■ Brief:
Extract every line that includes the string "color".

Start Records provided

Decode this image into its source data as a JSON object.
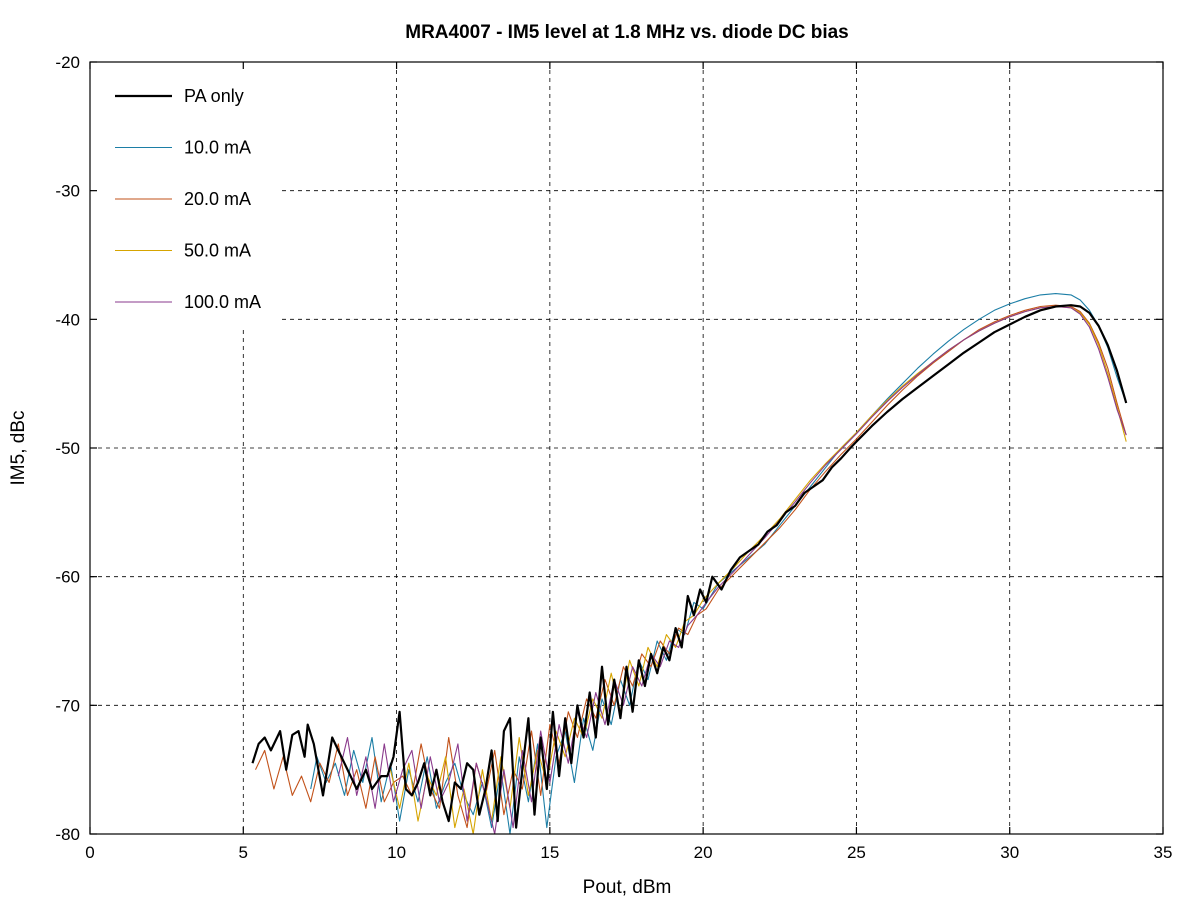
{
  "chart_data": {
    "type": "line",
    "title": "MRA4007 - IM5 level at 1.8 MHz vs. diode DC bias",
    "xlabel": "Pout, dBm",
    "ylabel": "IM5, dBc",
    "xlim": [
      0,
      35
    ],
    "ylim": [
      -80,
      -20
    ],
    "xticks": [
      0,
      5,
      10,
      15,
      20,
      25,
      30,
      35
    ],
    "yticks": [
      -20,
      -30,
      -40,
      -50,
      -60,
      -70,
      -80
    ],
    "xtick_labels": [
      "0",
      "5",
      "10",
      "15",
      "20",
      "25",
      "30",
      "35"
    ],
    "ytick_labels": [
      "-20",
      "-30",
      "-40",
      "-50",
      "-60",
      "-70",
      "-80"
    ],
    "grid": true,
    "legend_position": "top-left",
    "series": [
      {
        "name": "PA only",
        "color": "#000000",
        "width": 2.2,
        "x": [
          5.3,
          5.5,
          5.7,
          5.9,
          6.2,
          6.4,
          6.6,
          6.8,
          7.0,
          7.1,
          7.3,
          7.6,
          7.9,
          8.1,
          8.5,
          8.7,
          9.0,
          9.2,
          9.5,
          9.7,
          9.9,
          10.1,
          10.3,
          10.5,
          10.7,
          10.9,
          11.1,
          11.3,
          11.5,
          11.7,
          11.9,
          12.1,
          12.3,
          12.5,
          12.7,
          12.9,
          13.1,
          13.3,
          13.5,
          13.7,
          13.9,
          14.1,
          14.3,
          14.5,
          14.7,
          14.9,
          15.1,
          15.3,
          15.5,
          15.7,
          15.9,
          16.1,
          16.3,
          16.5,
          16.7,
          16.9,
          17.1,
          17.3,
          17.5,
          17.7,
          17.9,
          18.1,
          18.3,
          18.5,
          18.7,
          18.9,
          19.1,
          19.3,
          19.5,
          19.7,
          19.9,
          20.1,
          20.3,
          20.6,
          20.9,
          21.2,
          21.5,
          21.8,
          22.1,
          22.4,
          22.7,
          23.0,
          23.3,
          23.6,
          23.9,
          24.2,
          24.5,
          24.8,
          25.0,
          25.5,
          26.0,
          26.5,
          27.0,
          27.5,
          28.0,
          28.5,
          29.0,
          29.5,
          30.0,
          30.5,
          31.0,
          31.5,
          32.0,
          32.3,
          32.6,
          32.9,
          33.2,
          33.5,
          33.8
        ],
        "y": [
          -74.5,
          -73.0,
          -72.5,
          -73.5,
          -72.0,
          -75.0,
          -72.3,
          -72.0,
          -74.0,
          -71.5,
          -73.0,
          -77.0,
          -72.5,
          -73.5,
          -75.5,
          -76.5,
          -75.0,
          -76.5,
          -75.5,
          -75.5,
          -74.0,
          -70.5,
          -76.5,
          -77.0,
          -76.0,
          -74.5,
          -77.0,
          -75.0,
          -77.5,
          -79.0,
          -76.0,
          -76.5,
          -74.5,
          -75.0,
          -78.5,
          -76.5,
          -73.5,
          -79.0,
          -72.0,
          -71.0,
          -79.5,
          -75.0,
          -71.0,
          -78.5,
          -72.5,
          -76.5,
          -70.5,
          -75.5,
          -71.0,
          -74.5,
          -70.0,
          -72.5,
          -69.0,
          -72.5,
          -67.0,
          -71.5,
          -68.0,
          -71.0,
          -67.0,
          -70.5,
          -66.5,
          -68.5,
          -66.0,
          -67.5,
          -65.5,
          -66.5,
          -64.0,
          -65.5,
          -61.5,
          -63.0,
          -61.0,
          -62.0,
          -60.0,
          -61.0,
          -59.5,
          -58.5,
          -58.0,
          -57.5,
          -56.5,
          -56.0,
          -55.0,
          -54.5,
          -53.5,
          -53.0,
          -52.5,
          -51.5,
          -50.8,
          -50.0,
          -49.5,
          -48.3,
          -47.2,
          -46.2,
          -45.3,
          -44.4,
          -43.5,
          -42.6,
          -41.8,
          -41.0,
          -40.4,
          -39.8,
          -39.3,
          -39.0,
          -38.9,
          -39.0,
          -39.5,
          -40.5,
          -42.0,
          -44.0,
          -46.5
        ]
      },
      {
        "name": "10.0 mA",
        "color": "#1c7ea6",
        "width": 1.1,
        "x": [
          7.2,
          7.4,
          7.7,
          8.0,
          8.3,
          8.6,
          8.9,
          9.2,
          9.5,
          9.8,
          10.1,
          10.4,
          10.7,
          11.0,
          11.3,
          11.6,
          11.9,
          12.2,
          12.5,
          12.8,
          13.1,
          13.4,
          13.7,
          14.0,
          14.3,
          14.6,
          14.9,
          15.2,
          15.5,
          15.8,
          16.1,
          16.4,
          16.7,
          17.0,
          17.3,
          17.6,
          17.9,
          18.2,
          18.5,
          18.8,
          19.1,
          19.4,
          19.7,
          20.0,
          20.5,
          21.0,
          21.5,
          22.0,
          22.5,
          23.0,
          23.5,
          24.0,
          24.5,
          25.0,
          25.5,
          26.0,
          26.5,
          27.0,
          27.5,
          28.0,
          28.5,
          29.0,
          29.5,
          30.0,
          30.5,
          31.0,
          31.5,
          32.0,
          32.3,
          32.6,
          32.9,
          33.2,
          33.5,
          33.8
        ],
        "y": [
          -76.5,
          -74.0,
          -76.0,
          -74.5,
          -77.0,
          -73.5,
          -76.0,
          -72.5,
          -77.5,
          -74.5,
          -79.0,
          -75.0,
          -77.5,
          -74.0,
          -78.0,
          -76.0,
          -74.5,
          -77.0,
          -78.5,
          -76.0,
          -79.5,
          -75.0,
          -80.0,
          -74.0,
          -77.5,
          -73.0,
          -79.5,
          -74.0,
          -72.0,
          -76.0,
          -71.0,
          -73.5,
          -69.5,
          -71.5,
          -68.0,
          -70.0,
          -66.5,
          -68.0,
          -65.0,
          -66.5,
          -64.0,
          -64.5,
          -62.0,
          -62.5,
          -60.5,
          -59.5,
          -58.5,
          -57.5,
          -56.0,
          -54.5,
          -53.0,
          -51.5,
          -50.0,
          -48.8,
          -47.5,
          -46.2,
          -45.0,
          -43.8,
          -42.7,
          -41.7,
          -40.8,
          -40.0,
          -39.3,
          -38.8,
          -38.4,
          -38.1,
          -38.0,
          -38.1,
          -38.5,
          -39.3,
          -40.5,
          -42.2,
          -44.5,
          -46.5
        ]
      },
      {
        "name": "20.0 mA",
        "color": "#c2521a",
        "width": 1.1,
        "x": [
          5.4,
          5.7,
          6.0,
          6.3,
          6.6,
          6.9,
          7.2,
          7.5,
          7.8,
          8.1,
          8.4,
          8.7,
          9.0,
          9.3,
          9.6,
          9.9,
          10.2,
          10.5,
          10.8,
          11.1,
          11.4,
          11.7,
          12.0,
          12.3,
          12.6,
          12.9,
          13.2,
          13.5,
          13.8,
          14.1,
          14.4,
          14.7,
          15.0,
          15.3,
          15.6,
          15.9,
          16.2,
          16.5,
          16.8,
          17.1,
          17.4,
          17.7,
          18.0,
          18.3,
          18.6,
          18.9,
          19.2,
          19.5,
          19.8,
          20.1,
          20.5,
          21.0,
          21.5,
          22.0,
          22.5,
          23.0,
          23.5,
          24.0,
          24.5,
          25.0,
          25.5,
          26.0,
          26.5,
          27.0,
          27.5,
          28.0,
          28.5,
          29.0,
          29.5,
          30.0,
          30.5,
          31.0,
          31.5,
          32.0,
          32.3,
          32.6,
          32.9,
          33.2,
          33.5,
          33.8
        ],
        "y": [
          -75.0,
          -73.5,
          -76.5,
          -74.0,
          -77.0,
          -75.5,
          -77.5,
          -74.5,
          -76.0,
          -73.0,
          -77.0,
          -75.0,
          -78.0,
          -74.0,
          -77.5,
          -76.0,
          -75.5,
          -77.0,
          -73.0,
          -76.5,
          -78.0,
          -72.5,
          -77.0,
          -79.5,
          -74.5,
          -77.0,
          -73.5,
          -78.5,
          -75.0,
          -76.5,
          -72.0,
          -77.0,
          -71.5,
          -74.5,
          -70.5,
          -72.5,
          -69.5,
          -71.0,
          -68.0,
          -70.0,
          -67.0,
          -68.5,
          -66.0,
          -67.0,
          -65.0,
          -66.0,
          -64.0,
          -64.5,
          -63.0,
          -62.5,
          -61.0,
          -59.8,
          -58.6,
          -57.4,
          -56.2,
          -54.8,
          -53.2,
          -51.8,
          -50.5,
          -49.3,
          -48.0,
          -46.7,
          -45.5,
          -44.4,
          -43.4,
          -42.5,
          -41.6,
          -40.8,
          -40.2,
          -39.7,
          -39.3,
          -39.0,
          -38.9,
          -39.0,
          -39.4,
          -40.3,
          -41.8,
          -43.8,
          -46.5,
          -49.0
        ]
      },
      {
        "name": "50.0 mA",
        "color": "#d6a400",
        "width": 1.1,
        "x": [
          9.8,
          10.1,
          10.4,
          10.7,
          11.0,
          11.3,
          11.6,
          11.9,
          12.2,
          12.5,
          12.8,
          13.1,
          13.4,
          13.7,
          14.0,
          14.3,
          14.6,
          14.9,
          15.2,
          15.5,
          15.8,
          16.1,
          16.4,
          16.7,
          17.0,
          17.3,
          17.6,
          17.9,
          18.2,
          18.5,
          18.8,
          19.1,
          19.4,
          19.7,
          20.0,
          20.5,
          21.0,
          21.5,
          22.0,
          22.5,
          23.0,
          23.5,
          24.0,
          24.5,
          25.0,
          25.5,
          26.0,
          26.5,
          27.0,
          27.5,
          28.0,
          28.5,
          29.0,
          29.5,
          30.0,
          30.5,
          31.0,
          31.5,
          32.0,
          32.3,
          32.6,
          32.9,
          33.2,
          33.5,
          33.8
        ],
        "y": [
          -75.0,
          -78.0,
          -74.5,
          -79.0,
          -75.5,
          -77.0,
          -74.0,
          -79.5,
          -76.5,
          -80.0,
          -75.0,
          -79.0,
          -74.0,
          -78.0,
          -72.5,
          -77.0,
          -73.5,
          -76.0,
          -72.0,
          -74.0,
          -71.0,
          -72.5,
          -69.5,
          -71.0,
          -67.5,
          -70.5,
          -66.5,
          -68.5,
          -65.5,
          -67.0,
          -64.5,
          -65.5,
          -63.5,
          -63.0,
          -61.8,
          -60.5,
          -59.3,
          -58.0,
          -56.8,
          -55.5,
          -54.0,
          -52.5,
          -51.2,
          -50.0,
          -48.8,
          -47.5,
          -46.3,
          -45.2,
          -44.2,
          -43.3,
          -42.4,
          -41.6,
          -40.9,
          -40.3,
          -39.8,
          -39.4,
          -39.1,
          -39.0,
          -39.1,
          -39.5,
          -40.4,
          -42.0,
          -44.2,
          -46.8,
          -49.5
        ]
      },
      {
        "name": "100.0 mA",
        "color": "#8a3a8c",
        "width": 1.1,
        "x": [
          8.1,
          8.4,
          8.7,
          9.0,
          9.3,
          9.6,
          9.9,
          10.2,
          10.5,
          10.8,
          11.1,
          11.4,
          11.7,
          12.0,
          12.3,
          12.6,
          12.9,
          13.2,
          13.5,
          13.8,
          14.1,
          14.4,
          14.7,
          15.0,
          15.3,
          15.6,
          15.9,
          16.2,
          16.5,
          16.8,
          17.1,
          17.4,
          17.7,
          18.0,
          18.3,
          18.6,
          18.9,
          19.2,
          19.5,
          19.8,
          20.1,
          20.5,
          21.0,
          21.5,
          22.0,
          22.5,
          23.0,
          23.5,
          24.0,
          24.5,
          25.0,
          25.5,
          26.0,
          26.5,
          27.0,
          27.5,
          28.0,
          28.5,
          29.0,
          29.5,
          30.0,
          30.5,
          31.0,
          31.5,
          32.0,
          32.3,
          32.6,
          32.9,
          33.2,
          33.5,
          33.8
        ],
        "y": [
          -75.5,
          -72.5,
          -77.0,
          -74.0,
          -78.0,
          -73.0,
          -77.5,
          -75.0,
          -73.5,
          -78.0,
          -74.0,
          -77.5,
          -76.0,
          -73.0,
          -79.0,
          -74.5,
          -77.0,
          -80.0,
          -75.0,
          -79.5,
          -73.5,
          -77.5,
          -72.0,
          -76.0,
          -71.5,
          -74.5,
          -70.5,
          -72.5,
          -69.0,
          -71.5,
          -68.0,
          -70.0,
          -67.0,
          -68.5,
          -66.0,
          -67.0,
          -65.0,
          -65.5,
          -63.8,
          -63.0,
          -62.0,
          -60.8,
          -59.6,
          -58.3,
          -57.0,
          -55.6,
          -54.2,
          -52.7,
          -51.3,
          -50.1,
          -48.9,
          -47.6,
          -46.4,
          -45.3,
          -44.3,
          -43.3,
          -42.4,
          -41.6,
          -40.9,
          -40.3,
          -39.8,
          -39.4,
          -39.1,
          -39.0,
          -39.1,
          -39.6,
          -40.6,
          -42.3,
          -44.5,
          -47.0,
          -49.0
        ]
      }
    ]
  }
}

End Records provided

■ Final result:
        "color": "#000000",
        "color": "#1c7ea6",
        "color": "#c2521a",
        "color": "#d6a400",
        "color": "#8a3a8c",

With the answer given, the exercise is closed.